═════ INPUT DATA ═════

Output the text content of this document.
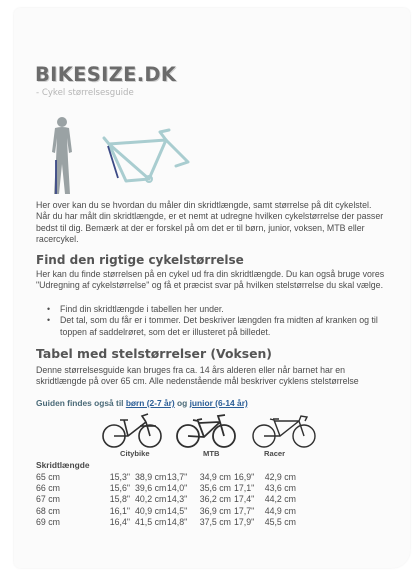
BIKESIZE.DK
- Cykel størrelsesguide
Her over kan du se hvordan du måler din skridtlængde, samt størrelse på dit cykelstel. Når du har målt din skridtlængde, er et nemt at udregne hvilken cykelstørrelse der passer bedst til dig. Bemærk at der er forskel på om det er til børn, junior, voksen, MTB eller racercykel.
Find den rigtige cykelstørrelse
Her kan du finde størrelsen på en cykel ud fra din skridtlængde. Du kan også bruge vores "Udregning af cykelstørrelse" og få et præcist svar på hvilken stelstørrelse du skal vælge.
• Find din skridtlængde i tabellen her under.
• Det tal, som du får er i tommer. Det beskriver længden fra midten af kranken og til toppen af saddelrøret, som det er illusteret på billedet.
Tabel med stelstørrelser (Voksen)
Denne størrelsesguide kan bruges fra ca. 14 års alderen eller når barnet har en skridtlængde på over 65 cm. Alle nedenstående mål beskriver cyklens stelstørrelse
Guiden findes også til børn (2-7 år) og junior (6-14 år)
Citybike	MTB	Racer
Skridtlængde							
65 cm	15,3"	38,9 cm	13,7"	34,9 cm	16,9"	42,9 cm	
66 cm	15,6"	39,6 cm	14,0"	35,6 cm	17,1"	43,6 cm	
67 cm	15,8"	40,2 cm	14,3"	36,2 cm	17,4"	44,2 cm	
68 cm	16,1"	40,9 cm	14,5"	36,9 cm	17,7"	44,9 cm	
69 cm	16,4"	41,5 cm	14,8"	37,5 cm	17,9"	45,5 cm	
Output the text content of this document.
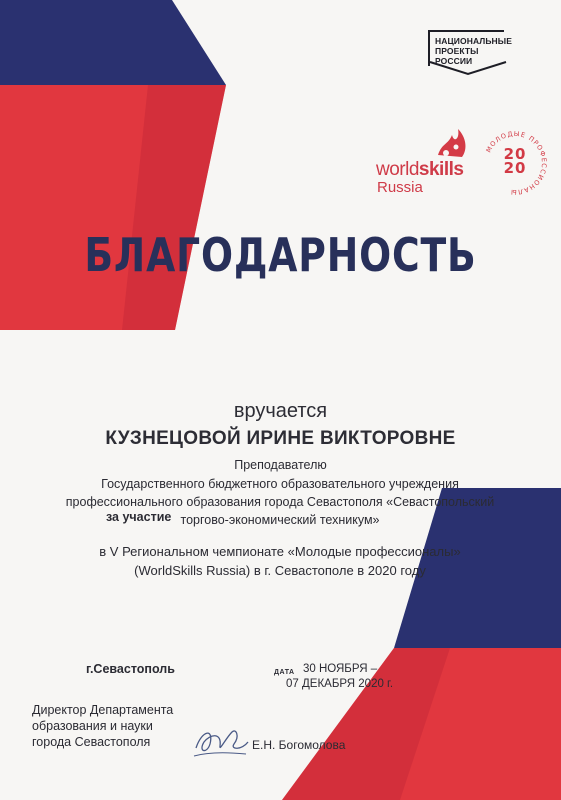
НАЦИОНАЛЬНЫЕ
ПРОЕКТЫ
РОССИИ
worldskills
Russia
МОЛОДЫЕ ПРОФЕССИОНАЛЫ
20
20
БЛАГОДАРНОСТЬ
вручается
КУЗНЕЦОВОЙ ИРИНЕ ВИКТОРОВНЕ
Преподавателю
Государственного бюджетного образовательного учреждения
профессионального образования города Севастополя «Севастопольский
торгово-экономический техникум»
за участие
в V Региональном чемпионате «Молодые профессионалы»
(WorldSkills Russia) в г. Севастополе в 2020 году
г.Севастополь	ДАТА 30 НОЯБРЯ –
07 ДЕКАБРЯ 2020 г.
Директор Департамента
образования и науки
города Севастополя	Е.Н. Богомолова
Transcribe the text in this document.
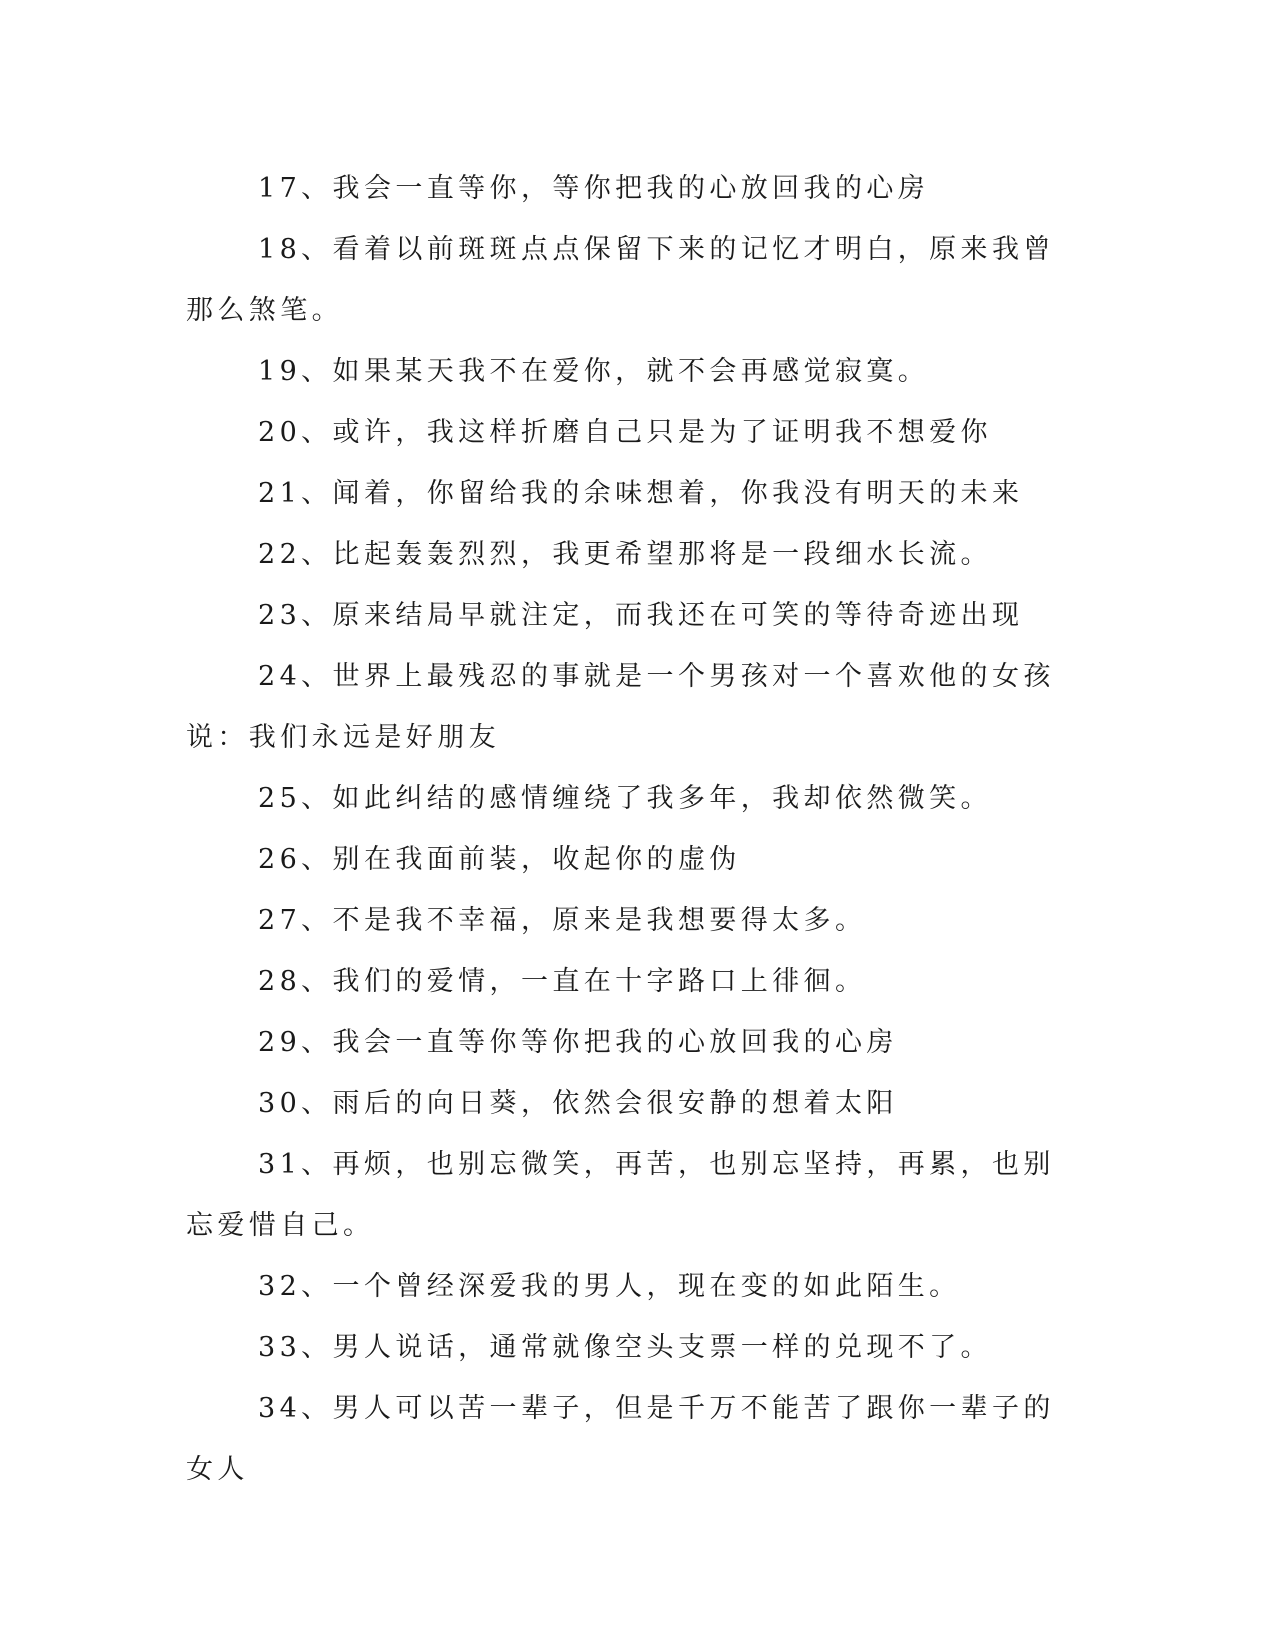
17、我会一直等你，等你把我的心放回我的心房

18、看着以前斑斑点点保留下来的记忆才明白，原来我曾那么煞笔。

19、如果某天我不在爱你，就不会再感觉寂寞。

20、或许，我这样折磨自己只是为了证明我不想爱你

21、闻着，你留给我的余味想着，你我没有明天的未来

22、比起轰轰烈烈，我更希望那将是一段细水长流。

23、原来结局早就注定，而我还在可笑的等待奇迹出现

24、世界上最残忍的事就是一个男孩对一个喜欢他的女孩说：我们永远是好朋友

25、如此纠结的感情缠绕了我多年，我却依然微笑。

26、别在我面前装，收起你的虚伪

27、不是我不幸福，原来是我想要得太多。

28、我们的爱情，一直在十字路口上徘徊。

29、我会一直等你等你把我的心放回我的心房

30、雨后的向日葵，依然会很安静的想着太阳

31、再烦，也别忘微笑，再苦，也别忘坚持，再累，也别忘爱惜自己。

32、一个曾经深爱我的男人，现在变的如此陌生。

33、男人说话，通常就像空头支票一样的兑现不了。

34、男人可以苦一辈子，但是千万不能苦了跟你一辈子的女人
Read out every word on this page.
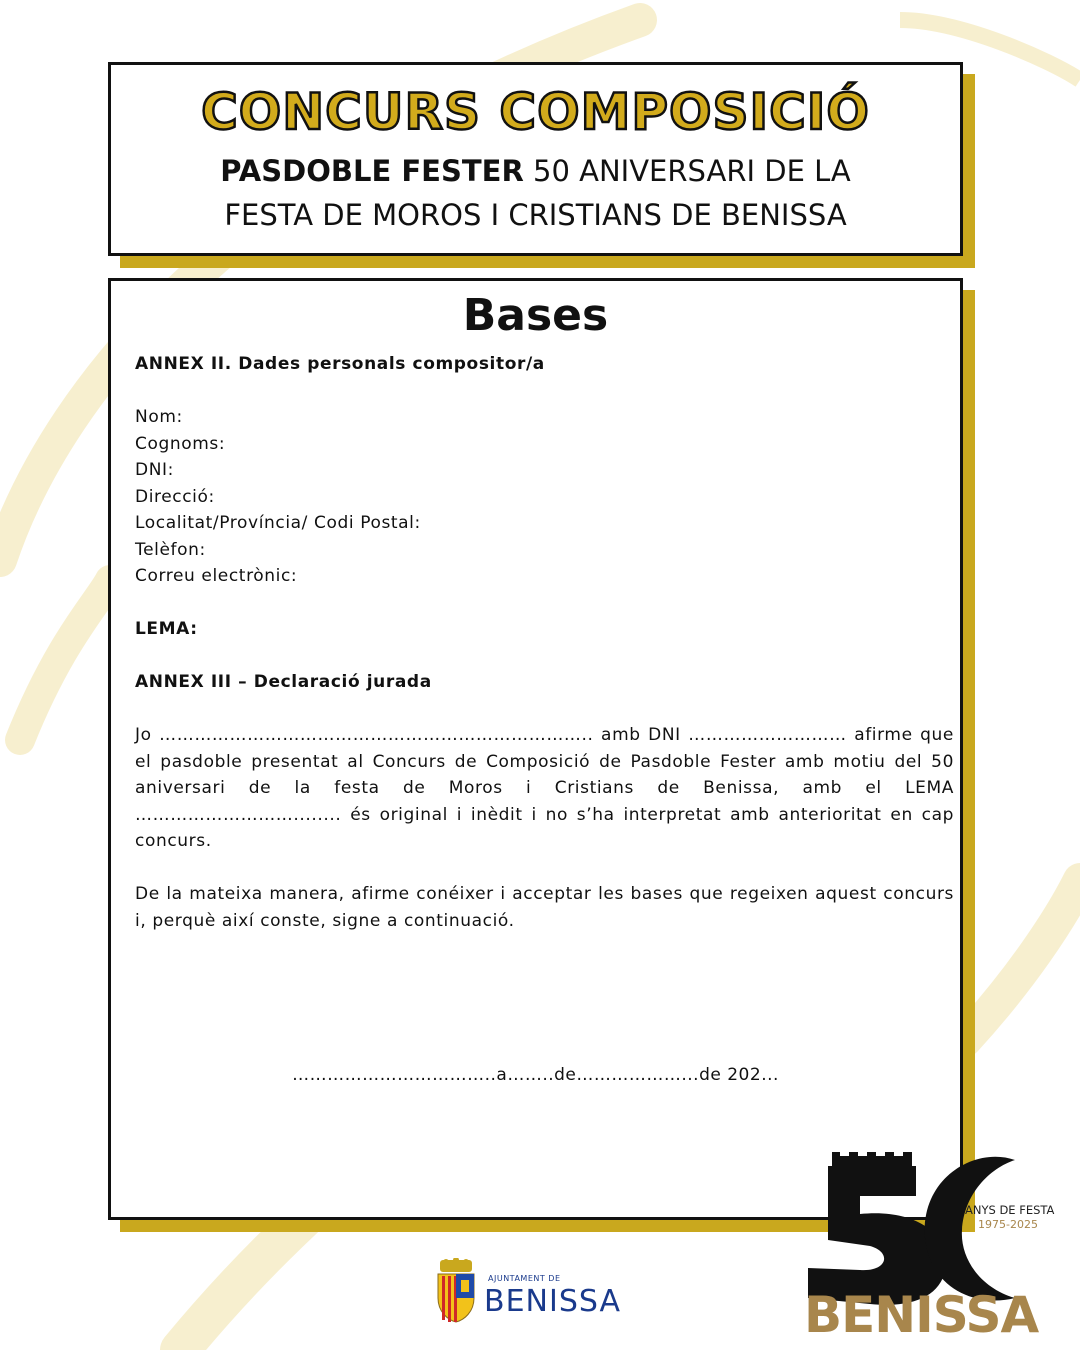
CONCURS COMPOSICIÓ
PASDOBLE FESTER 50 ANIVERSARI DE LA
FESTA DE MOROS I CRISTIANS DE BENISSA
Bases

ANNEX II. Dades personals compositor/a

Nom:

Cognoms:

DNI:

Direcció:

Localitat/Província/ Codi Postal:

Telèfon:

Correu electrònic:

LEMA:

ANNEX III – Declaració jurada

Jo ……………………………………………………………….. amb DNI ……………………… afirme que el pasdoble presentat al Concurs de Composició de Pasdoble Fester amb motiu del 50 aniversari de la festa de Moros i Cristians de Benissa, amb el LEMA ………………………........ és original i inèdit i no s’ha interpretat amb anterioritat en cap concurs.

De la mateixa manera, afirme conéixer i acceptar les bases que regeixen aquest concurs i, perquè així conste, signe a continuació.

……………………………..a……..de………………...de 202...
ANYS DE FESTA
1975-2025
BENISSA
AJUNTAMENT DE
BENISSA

═════

▶ WHAT YOU WILL DO
Print the complete listing exactly as it stands, without its pictures.

▶ RESPONSE TO THE TASK
Output the text content of this document.
BIKESIZE.DK
- Cykel størrelsesguide
Her over kan du se hvordan du måler din skridtlængde, samt størrelse på dit cykelstel. Når du har målt din skridtlængde, er et nemt at udregne hvilken cykelstørrelse der passer bedst til dig. Bemærk at der er forskel på om det er til børn, junior, voksen, MTB eller racercykel.
Find den rigtige cykelstørrelse
Her kan du finde størrelsen på en cykel ud fra din skridtlængde. Du kan også bruge vores "Udregning af cykelstørrelse" og få et præcist svar på hvilken stelstørrelse du skal vælge.
• Find din skridtlængde i tabellen her under.
• Det tal, som du får er i tommer. Det beskriver længden fra midten af kranken og til toppen af saddelrøret, som det er illusteret på billedet.
Tabel med stelstørrelser (Voksen)
Denne størrelsesguide kan bruges fra ca. 14 års alderen eller når barnet har en skridtlængde på over 65 cm. Alle nedenstående mål beskriver cyklens stelstørrelse
Guiden findes også til børn (2-7 år) og junior (6-14 år)
Citybike	MTB	Racer
Skridtlængde							
65 cm	15,3"	38,9 cm	13,7"	34,9 cm	16,9"	42,9 cm	
66 cm	15,6"	39,6 cm	14,0"	35,6 cm	17,1"	43,6 cm	
67 cm	15,8"	40,2 cm	14,3"	36,2 cm	17,4"	44,2 cm	
68 cm	16,1"	40,9 cm	14,5"	36,9 cm	17,7"	44,9 cm	
69 cm	16,4"	41,5 cm	14,8"	37,5 cm	17,9"	45,5 cm	
Output the text content of this document.
НАЦИОНАЛЬНЫЕ
ПРОЕКТЫ
РОССИИ
worldskills
Russia
МОЛОДЫЕ ПРОФЕССИОНАЛЫ
20
20
БЛАГОДАРНОСТЬ
вручается
КУЗНЕЦОВОЙ ИРИНЕ ВИКТОРОВНЕ
Преподавателю
Государственного бюджетного образовательного учреждения
профессионального образования города Севастополя «Севастопольский
торгово-экономический техникум»
за участие
в V Региональном чемпионате «Молодые профессионалы»
(WorldSkills Russia) в г. Севастополе в 2020 году
г.Севастополь	ДАТА 30 НОЯБРЯ –
07 ДЕКАБРЯ 2020 г.
Директор Департамента
образования и науки
города Севастополя	Е.Н. Богомолова
Transcribe the text in this document.
17、我会一直等你，等你把我的心放回我的心房

18、看着以前斑斑点点保留下来的记忆才明白，原来我曾那么煞笔。

19、如果某天我不在爱你，就不会再感觉寂寞。

20、或许，我这样折磨自己只是为了证明我不想爱你

21、闻着，你留给我的余味想着，你我没有明天的未来

22、比起轰轰烈烈，我更希望那将是一段细水长流。

23、原来结局早就注定，而我还在可笑的等待奇迹出现

24、世界上最残忍的事就是一个男孩对一个喜欢他的女孩说：我们永远是好朋友

25、如此纠结的感情缠绕了我多年，我却依然微笑。

26、别在我面前装，收起你的虚伪

27、不是我不幸福，原来是我想要得太多。

28、我们的爱情，一直在十字路口上徘徊。

29、我会一直等你等你把我的心放回我的心房

30、雨后的向日葵，依然会很安静的想着太阳

31、再烦，也别忘微笑，再苦，也别忘坚持，再累，也别忘爱惜自己。

32、一个曾经深爱我的男人，现在变的如此陌生。

33、男人说话，通常就像空头支票一样的兑现不了。

34、男人可以苦一辈子，但是千万不能苦了跟你一辈子的女人
Read out every word on this page.
CONCURS COMPOSICIÓ
PASDOBLE FESTER 50 ANIVERSARI DE LA
FESTA DE MOROS I CRISTIANS DE BENISSA
Bases

ANNEX II. Dades personals compositor/a

Nom:

Cognoms:

DNI:

Direcció:

Localitat/Província/ Codi Postal:

Telèfon:

Correu electrònic:

LEMA:

ANNEX III – Declaració jurada

Jo ……………………………………………………………….. amb DNI ……………………… afirme que el pasdoble presentat al Concurs de Composició de Pasdoble Fester amb motiu del 50 aniversari de la festa de Moros i Cristians de Benissa, amb el LEMA ………………………........ és original i inèdit i no s’ha interpretat amb anterioritat en cap concurs.

De la mateixa manera, afirme conéixer i acceptar les bases que regeixen aquest concurs i, perquè així conste, signe a continuació.

……………………………..a……..de………………...de 202...
ANYS DE FESTA
1975-2025
BENISSA
AJUNTAMENT DE
BENISSA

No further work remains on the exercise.